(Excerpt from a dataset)
----------------------------------------

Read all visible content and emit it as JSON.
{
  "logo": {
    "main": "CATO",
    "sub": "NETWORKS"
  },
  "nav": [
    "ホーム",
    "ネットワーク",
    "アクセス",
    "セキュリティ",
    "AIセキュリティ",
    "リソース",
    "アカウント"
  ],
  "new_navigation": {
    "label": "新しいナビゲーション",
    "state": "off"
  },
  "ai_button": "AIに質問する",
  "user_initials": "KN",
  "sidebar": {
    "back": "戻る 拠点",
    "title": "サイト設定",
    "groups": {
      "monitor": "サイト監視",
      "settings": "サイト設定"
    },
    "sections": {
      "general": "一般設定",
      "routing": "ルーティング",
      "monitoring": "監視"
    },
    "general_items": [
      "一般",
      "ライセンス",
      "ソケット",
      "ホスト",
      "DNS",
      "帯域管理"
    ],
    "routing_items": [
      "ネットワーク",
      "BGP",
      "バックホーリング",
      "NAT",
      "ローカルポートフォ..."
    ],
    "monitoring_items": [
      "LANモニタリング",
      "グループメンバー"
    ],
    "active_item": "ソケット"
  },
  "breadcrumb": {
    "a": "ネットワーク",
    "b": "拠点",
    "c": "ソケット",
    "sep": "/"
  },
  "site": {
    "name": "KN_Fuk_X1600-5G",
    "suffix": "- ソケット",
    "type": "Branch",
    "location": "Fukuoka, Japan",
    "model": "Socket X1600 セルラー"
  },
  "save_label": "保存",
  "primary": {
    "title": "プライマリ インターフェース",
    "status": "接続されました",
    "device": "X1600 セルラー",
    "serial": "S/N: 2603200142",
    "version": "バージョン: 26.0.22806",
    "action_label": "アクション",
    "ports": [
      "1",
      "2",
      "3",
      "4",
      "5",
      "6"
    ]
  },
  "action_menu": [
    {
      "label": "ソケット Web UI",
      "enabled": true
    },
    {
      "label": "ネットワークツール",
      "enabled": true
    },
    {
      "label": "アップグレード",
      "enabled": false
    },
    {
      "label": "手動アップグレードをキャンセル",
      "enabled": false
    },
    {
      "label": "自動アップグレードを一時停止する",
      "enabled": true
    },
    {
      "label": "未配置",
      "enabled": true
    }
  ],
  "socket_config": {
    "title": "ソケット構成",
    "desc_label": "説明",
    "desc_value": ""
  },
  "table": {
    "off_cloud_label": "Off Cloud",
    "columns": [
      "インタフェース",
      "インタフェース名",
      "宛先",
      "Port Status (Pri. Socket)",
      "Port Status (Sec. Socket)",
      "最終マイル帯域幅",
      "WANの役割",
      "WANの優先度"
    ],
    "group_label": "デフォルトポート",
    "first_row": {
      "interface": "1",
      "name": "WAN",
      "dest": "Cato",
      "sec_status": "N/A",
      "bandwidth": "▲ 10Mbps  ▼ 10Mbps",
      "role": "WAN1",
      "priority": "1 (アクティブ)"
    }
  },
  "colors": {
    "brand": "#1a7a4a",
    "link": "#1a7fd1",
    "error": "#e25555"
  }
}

----------------------------------------

What the task asks: The records above must be repeated exactly, every one of them.

Result:
Read all visible content and emit it as JSON.
{
  "logo": {
    "main": "CATO",
    "sub": "NETWORKS"
  },
  "nav": [
    "ホーム",
    "ネットワーク",
    "アクセス",
    "セキュリティ",
    "AIセキュリティ",
    "リソース",
    "アカウント"
  ],
  "new_navigation": {
    "label": "新しいナビゲーション",
    "state": "off"
  },
  "ai_button": "AIに質問する",
  "user_initials": "KN",
  "sidebar": {
    "back": "戻る 拠点",
    "title": "サイト設定",
    "groups": {
      "monitor": "サイト監視",
      "settings": "サイト設定"
    },
    "sections": {
      "general": "一般設定",
      "routing": "ルーティング",
      "monitoring": "監視"
    },
    "general_items": [
      "一般",
      "ライセンス",
      "ソケット",
      "ホスト",
      "DNS",
      "帯域管理"
    ],
    "routing_items": [
      "ネットワーク",
      "BGP",
      "バックホーリング",
      "NAT",
      "ローカルポートフォ..."
    ],
    "monitoring_items": [
      "LANモニタリング",
      "グループメンバー"
    ],
    "active_item": "ソケット"
  },
  "breadcrumb": {
    "a": "ネットワーク",
    "b": "拠点",
    "c": "ソケット",
    "sep": "/"
  },
  "site": {
    "name": "KN_Fuk_X1600-5G",
    "suffix": "- ソケット",
    "type": "Branch",
    "location": "Fukuoka, Japan",
    "model": "Socket X1600 セルラー"
  },
  "save_label": "保存",
  "primary": {
    "title": "プライマリ インターフェース",
    "status": "接続されました",
    "device": "X1600 セルラー",
    "serial": "S/N: 2603200142",
    "version": "バージョン: 26.0.22806",
    "action_label": "アクション",
    "ports": [
      "1",
      "2",
      "3",
      "4",
      "5",
      "6"
    ]
  },
  "action_menu": [
    {
      "label": "ソケット Web UI",
      "enabled": true
    },
    {
      "label": "ネットワークツール",
      "enabled": true
    },
    {
      "label": "アップグレード",
      "enabled": false
    },
    {
      "label": "手動アップグレードをキャンセル",
      "enabled": false
    },
    {
      "label": "自動アップグレードを一時停止する",
      "enabled": true
    },
    {
      "label": "未配置",
      "enabled": true
    }
  ],
  "socket_config": {
    "title": "ソケット構成",
    "desc_label": "説明",
    "desc_value": ""
  },
  "table": {
    "off_cloud_label": "Off Cloud",
    "columns": [
      "インタフェース",
      "インタフェース名",
      "宛先",
      "Port Status (Pri. Socket)",
      "Port Status (Sec. Socket)",
      "最終マイル帯域幅",
      "WANの役割",
      "WANの優先度"
    ],
    "group_label": "デフォルトポート",
    "first_row": {
      "interface": "1",
      "name": "WAN",
      "dest": "Cato",
      "sec_status": "N/A",
      "bandwidth": "▲ 10Mbps  ▼ 10Mbps",
      "role": "WAN1",
      "priority": "1 (アクティブ)"
    }
  },
  "colors": {
    "brand": "#1a7a4a",
    "link": "#1a7fd1",
    "error": "#e25555"
  }
}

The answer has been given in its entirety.